__EXERCISE GOAL__
Return the listing below exactly, with the pictures dropped.

Recorded data:
— Begin —

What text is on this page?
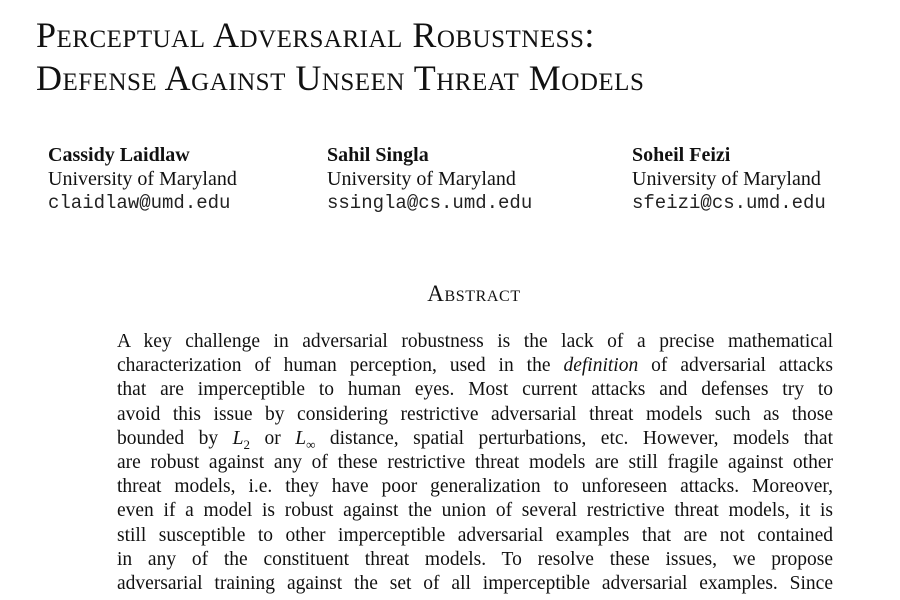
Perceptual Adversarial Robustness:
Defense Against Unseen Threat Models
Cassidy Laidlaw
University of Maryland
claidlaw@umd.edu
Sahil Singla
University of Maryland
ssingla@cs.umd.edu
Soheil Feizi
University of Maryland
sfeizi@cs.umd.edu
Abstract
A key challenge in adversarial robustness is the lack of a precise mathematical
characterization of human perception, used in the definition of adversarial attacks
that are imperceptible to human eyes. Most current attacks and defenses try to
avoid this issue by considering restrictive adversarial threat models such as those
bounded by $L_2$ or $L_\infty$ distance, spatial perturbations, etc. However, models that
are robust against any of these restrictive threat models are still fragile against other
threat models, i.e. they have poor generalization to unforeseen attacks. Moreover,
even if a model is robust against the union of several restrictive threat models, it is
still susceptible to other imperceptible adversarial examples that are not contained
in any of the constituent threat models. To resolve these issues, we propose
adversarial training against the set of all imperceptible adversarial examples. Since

— End —

__EXPECTED ANSWER__
What text is on this page?
Perceptual Adversarial Robustness:
Defense Against Unseen Threat Models
Cassidy Laidlaw
University of Maryland
claidlaw@umd.edu
Sahil Singla
University of Maryland
ssingla@cs.umd.edu
Soheil Feizi
University of Maryland
sfeizi@cs.umd.edu
Abstract
A key challenge in adversarial robustness is the lack of a precise mathematical
characterization of human perception, used in the definition of adversarial attacks
that are imperceptible to human eyes. Most current attacks and defenses try to
avoid this issue by considering restrictive adversarial threat models such as those
bounded by $L_2$ or $L_\infty$ distance, spatial perturbations, etc. However, models that
are robust against any of these restrictive threat models are still fragile against other
threat models, i.e. they have poor generalization to unforeseen attacks. Moreover,
even if a model is robust against the union of several restrictive threat models, it is
still susceptible to other imperceptible adversarial examples that are not contained
in any of the constituent threat models. To resolve these issues, we propose
adversarial training against the set of all imperceptible adversarial examples. Since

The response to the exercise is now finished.